CHALLENGE: Repeat every line of the listing below exactly, minus the pictures.

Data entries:
•••

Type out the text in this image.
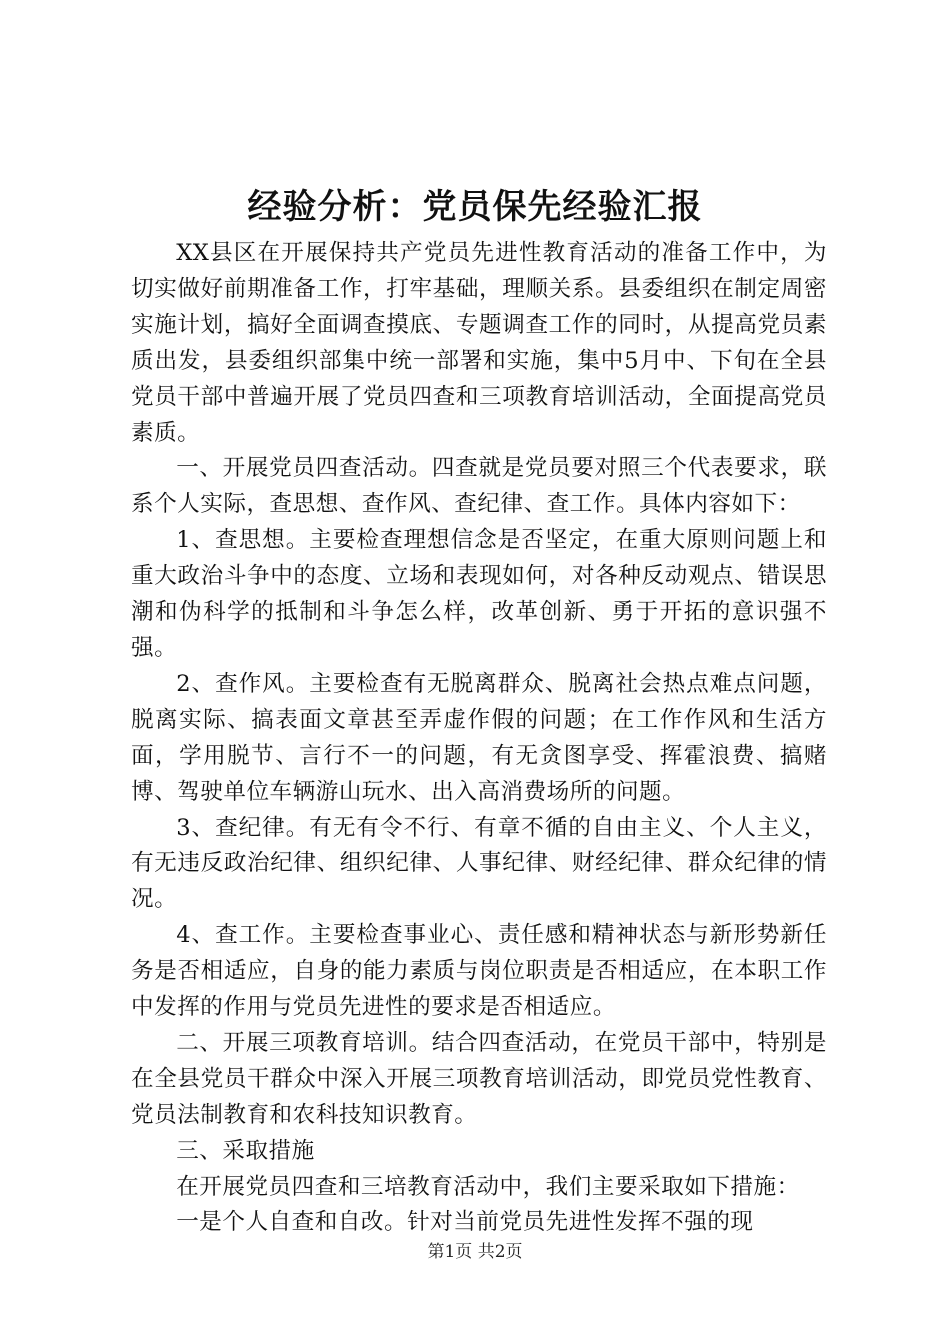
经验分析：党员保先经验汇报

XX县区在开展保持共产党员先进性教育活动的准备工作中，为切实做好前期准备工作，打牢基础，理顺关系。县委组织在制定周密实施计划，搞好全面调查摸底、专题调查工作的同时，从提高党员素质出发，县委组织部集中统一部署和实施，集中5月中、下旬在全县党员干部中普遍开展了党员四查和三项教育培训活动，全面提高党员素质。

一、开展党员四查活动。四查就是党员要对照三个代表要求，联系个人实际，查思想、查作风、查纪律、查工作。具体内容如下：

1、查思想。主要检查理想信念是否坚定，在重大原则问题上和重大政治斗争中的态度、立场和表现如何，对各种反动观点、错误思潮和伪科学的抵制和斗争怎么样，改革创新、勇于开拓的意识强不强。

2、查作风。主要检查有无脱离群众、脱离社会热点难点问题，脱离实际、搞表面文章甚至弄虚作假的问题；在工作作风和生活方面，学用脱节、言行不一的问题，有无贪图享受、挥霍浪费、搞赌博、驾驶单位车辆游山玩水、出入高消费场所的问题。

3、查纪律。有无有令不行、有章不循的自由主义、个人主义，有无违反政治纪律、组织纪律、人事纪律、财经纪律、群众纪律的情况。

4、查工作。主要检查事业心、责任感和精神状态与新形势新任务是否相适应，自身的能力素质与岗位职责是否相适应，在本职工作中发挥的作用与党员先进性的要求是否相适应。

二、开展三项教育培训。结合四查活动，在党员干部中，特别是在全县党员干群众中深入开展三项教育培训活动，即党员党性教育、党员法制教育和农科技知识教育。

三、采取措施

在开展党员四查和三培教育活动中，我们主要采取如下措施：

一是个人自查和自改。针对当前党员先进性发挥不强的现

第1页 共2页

•••

FULL RESPONSE:
Type out the text in this image.
经验分析：党员保先经验汇报

XX县区在开展保持共产党员先进性教育活动的准备工作中，为切实做好前期准备工作，打牢基础，理顺关系。县委组织在制定周密实施计划，搞好全面调查摸底、专题调查工作的同时，从提高党员素质出发，县委组织部集中统一部署和实施，集中5月中、下旬在全县党员干部中普遍开展了党员四查和三项教育培训活动，全面提高党员素质。

一、开展党员四查活动。四查就是党员要对照三个代表要求，联系个人实际，查思想、查作风、查纪律、查工作。具体内容如下：

1、查思想。主要检查理想信念是否坚定，在重大原则问题上和重大政治斗争中的态度、立场和表现如何，对各种反动观点、错误思潮和伪科学的抵制和斗争怎么样，改革创新、勇于开拓的意识强不强。

2、查作风。主要检查有无脱离群众、脱离社会热点难点问题，脱离实际、搞表面文章甚至弄虚作假的问题；在工作作风和生活方面，学用脱节、言行不一的问题，有无贪图享受、挥霍浪费、搞赌博、驾驶单位车辆游山玩水、出入高消费场所的问题。

3、查纪律。有无有令不行、有章不循的自由主义、个人主义，有无违反政治纪律、组织纪律、人事纪律、财经纪律、群众纪律的情况。

4、查工作。主要检查事业心、责任感和精神状态与新形势新任务是否相适应，自身的能力素质与岗位职责是否相适应，在本职工作中发挥的作用与党员先进性的要求是否相适应。

二、开展三项教育培训。结合四查活动，在党员干部中，特别是在全县党员干群众中深入开展三项教育培训活动，即党员党性教育、党员法制教育和农科技知识教育。

三、采取措施

在开展党员四查和三培教育活动中，我们主要采取如下措施：

一是个人自查和自改。针对当前党员先进性发挥不强的现

第1页 共2页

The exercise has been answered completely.